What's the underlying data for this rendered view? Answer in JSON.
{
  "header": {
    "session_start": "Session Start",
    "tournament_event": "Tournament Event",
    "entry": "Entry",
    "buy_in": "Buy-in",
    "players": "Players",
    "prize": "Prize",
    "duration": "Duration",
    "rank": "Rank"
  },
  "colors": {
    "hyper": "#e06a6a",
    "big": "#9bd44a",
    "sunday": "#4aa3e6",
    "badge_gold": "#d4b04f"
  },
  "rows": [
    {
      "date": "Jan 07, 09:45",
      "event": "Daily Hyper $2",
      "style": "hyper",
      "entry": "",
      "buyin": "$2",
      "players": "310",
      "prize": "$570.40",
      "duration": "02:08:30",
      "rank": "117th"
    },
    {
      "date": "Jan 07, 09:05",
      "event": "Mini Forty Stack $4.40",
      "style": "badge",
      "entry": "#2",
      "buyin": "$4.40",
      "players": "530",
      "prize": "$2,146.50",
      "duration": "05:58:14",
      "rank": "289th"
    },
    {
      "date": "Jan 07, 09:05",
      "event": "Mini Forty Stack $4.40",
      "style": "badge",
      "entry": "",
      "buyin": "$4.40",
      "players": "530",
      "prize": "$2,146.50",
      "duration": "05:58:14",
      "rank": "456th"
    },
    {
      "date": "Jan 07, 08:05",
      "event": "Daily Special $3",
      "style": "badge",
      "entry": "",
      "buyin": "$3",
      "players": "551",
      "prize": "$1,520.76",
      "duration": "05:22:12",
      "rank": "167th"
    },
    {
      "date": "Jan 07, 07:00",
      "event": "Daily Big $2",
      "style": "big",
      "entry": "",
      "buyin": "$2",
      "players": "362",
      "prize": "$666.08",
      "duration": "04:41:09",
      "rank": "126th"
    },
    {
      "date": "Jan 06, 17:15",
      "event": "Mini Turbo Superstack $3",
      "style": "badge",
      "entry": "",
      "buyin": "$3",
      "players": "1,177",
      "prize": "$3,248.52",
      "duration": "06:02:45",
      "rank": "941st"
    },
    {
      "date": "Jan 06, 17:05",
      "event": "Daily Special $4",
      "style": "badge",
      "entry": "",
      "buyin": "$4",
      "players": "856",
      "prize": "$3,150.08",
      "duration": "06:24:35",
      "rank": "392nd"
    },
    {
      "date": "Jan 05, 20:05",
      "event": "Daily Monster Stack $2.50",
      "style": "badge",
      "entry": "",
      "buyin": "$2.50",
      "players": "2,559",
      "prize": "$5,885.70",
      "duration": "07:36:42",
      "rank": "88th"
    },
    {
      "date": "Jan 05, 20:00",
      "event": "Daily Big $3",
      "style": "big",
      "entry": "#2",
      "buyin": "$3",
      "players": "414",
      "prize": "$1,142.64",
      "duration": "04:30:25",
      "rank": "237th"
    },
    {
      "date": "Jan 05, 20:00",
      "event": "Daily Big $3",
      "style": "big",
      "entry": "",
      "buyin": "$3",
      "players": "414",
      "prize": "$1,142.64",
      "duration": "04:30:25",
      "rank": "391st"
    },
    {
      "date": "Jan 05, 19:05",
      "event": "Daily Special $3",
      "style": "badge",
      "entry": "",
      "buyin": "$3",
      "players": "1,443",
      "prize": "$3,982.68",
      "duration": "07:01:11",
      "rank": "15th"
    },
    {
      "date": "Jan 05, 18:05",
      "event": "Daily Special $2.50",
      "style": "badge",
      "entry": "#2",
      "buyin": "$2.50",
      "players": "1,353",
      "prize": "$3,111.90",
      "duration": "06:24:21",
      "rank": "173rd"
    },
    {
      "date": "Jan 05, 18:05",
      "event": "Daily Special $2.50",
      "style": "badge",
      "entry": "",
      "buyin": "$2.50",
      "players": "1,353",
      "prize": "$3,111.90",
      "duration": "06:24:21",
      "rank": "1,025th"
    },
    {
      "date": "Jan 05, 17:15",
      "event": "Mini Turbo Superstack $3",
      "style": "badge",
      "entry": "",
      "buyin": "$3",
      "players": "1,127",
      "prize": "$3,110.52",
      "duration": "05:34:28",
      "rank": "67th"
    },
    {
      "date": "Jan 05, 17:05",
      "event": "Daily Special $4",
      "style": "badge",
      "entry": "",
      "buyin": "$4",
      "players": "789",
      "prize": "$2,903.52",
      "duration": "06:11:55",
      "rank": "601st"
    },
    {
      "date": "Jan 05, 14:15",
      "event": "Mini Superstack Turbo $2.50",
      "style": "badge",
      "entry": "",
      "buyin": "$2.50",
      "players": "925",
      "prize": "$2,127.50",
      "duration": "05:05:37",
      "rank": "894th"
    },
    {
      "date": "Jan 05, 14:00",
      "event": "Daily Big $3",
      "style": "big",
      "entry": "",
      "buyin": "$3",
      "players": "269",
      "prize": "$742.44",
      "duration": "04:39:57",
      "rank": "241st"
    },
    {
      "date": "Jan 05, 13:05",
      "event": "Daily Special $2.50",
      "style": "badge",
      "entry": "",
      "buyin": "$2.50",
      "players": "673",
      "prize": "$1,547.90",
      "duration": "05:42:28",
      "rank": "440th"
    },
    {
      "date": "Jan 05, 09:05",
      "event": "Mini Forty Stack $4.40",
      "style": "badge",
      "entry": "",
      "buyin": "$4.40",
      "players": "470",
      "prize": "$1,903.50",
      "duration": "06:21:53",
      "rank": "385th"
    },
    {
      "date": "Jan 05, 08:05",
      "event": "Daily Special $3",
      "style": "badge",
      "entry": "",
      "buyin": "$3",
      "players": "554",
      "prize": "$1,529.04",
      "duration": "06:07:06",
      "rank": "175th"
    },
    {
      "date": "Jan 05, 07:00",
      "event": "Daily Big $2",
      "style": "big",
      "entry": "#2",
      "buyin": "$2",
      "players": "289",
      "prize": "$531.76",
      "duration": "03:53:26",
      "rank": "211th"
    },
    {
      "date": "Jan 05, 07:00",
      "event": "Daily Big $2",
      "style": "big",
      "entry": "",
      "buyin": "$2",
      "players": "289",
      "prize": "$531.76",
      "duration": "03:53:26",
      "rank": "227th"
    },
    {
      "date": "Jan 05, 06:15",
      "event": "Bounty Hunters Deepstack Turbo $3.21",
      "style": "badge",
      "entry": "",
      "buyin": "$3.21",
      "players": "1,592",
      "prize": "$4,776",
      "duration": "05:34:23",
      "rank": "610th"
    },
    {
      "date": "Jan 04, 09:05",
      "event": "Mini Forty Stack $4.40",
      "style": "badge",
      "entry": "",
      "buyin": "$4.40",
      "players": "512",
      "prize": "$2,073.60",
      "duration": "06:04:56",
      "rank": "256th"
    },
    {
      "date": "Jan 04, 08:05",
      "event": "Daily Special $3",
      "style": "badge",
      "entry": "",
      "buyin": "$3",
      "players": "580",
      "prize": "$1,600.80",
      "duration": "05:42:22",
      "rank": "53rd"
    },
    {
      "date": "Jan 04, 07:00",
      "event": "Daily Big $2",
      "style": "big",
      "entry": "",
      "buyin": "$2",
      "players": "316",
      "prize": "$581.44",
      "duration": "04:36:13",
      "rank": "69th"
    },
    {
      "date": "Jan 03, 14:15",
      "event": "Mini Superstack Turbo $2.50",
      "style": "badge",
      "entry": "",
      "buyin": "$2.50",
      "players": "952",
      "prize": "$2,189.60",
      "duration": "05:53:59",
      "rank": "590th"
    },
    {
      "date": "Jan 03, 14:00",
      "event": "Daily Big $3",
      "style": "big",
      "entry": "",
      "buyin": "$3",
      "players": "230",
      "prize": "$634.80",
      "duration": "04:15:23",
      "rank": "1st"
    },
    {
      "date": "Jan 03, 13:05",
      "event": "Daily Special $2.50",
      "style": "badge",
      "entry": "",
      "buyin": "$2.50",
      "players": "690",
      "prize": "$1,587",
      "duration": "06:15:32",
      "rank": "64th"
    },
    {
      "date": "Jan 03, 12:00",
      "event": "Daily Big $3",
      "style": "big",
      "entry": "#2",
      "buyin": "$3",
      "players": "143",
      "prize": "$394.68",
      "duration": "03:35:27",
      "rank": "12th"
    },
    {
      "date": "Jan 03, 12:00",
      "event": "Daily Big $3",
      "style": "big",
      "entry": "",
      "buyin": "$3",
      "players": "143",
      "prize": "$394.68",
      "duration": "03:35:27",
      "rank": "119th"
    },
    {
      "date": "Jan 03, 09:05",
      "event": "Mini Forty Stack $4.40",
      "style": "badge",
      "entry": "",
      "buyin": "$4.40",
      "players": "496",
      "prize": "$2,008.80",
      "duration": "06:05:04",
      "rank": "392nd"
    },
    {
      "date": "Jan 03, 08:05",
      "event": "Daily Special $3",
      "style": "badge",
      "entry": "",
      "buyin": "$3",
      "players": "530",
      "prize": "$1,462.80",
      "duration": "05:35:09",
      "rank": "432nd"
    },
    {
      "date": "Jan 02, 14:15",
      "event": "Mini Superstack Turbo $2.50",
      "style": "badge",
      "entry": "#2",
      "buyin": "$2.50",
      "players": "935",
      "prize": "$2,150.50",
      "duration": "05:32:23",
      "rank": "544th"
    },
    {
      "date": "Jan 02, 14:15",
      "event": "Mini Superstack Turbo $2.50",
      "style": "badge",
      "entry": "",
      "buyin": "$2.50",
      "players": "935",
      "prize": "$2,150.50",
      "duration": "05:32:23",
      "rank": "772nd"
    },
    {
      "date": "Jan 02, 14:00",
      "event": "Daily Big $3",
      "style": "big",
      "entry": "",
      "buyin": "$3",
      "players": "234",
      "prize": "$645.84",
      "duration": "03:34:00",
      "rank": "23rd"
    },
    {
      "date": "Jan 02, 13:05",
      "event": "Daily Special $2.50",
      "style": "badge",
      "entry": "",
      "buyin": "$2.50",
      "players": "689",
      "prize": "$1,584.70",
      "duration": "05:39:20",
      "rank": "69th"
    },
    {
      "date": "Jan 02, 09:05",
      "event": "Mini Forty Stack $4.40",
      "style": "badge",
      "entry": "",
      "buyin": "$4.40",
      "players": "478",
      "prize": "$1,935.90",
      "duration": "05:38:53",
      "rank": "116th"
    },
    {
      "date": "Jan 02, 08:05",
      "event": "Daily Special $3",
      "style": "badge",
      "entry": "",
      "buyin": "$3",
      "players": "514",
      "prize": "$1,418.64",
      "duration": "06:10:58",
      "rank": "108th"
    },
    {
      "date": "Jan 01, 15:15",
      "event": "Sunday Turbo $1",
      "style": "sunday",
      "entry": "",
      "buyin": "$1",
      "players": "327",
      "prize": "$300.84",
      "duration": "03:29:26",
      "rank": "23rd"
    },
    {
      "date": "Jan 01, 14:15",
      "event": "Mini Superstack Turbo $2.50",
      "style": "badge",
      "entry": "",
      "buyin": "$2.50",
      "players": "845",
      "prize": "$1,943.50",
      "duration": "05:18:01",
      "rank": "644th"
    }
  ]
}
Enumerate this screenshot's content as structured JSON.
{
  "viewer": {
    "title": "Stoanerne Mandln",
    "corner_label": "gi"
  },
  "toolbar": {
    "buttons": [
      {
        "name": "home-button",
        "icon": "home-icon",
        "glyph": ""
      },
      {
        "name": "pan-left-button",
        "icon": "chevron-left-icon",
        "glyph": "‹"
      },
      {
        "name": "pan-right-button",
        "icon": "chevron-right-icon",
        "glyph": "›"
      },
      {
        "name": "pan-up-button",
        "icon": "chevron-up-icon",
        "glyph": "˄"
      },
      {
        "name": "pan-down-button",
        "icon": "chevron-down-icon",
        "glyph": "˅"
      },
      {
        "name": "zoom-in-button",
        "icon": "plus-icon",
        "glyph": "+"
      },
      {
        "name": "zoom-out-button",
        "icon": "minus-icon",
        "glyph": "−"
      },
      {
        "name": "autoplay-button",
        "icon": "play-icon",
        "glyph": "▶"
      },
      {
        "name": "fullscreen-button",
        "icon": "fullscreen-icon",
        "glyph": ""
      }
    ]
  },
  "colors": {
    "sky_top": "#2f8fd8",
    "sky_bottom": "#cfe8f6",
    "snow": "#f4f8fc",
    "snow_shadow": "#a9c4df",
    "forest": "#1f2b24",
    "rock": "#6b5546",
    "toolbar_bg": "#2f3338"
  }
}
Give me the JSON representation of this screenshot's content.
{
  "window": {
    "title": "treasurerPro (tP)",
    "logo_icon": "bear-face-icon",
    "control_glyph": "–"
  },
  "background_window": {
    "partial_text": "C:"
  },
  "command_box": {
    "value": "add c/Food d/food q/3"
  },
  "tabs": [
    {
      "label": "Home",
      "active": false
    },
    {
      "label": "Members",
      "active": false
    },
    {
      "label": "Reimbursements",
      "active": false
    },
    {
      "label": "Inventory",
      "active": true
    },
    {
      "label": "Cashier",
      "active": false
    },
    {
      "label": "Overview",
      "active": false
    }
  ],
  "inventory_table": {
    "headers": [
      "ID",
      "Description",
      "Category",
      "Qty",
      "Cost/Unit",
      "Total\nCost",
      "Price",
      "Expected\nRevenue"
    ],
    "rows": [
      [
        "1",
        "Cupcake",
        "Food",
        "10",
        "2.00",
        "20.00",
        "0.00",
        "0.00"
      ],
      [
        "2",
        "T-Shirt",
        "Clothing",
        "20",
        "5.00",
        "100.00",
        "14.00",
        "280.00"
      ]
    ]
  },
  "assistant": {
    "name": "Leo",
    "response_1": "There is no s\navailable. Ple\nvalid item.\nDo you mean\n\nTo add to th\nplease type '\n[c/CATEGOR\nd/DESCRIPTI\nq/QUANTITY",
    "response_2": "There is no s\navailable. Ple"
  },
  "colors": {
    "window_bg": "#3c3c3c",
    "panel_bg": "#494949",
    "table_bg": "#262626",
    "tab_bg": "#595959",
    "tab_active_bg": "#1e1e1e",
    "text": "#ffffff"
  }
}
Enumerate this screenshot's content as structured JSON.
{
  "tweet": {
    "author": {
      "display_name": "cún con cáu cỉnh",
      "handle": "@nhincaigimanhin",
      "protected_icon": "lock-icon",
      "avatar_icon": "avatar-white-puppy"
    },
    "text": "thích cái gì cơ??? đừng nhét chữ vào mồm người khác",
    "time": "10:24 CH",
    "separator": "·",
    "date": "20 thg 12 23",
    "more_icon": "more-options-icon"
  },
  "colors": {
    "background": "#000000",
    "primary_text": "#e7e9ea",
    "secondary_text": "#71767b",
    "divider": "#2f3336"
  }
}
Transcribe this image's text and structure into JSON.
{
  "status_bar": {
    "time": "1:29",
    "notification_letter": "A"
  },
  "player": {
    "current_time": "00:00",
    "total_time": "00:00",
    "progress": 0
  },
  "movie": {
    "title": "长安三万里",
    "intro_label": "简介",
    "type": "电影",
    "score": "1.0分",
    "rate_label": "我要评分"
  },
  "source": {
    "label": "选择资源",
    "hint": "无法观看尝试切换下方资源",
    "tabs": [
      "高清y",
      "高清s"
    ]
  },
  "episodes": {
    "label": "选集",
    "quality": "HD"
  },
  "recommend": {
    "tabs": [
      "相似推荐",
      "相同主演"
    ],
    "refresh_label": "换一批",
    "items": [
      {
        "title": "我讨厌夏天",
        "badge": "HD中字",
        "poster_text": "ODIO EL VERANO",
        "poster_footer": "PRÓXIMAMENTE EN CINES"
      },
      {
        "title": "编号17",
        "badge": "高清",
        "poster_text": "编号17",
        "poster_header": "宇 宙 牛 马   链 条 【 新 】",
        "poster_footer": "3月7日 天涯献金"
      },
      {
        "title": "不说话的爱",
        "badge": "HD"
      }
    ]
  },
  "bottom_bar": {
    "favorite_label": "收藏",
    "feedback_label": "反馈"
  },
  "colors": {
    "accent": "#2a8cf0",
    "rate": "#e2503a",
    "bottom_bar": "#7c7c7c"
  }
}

• _Aim of the exercise_
Filter the listing for the word "title" and copy every line that holds it.

• _Response_
    "title": "Stoanerne Mandln",
    "title": "treasurerPro (tP)",
    "title": "长安三万里",
        "title": "我讨厌夏天",
        "title": "编号17",
        "title": "不说话的爱",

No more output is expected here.